> **WORK REQUIRED**
Using the listing below, report all lines holding the word "Additional".

> **PROVIDED RECORDS**
**********

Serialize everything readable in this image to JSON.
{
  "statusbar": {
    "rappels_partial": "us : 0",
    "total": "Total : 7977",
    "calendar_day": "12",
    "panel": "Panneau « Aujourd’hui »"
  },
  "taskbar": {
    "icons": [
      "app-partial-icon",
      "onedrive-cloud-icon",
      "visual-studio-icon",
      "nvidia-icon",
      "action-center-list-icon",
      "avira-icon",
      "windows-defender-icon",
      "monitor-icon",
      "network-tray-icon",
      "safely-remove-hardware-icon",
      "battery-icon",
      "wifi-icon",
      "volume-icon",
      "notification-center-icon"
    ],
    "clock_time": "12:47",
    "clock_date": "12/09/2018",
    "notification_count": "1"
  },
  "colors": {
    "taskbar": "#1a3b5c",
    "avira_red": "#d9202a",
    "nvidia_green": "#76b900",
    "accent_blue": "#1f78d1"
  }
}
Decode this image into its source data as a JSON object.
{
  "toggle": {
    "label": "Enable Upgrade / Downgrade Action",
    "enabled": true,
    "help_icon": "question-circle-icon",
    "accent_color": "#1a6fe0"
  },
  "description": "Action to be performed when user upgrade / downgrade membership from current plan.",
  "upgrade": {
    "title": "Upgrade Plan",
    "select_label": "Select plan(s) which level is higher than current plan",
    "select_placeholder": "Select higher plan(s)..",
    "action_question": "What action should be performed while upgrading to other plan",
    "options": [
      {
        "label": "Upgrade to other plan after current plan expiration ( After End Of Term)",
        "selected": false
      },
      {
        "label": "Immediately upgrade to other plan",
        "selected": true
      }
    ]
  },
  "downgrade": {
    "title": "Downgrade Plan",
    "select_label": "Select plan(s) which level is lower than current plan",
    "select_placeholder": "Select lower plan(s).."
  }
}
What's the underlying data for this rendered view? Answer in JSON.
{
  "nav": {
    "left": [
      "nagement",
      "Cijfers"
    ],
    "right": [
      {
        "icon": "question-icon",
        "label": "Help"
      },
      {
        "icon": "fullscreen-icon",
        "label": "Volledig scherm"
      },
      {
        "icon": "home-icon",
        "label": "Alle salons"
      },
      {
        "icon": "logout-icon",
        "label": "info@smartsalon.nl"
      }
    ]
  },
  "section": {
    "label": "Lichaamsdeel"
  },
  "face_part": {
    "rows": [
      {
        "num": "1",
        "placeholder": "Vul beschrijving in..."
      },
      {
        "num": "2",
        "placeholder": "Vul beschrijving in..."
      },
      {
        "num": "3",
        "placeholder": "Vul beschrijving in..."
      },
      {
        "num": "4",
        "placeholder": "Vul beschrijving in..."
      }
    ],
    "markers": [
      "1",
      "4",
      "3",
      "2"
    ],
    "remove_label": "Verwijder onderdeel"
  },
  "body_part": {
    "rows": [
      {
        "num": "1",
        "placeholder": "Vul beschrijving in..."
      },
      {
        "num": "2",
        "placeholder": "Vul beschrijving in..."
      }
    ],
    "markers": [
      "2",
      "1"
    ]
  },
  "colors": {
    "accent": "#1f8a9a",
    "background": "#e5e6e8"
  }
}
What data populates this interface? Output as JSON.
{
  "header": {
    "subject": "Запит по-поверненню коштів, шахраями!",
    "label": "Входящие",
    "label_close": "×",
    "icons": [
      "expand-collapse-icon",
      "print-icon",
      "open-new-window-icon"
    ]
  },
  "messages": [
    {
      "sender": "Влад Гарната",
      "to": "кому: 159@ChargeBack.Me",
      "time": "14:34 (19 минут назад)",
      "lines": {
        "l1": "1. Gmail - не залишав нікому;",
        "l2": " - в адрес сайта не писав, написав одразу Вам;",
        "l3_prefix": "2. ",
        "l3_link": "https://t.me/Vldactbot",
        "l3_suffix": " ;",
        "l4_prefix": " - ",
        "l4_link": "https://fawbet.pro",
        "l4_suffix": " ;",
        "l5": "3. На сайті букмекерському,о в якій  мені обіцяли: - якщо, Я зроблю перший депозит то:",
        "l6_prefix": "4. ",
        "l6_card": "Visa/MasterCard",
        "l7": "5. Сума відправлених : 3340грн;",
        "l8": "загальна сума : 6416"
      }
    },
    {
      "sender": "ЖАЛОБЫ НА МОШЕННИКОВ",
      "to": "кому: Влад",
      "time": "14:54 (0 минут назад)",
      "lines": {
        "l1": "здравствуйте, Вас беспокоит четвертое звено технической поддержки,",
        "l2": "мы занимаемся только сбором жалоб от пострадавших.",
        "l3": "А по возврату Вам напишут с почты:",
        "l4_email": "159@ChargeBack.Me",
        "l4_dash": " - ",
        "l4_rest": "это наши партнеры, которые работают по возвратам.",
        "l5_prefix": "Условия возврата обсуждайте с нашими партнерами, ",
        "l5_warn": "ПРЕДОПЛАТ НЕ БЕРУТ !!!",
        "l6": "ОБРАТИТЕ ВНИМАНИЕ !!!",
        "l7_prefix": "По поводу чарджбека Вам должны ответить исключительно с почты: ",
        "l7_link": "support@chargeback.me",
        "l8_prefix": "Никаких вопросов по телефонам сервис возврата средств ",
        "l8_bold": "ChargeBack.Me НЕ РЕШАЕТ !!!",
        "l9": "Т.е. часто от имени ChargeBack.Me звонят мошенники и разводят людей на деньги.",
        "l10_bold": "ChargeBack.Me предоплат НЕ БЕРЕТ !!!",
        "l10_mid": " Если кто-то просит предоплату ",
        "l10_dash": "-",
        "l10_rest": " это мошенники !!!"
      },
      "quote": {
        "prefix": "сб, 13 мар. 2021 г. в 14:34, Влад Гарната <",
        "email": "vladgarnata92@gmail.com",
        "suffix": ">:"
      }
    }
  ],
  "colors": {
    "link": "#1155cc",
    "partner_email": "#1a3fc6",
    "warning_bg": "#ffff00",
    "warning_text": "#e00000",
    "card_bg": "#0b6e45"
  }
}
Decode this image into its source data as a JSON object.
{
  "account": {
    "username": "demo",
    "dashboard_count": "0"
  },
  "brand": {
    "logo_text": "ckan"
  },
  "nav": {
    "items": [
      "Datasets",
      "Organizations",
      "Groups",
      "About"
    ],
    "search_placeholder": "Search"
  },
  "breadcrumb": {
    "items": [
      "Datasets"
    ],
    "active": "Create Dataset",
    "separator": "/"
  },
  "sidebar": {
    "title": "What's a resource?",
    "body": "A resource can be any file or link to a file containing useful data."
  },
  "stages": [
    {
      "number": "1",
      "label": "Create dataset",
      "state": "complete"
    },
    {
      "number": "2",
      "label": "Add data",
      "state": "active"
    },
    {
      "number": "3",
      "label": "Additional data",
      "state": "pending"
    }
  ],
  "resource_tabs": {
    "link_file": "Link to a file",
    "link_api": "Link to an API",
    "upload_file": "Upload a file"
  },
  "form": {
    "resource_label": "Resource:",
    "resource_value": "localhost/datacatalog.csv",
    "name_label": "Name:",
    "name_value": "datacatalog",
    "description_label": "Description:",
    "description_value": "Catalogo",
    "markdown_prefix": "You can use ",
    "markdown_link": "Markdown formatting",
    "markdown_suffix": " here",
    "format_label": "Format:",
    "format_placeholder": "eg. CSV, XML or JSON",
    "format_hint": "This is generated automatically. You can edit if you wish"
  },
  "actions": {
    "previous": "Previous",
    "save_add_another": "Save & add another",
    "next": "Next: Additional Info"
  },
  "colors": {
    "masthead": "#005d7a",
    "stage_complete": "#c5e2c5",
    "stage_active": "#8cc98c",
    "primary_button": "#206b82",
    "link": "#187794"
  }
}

**********

> **OUTPUT FOR THIS EXERCISE**
      "label": "Additional data",
    "next": "Next: Additional Info"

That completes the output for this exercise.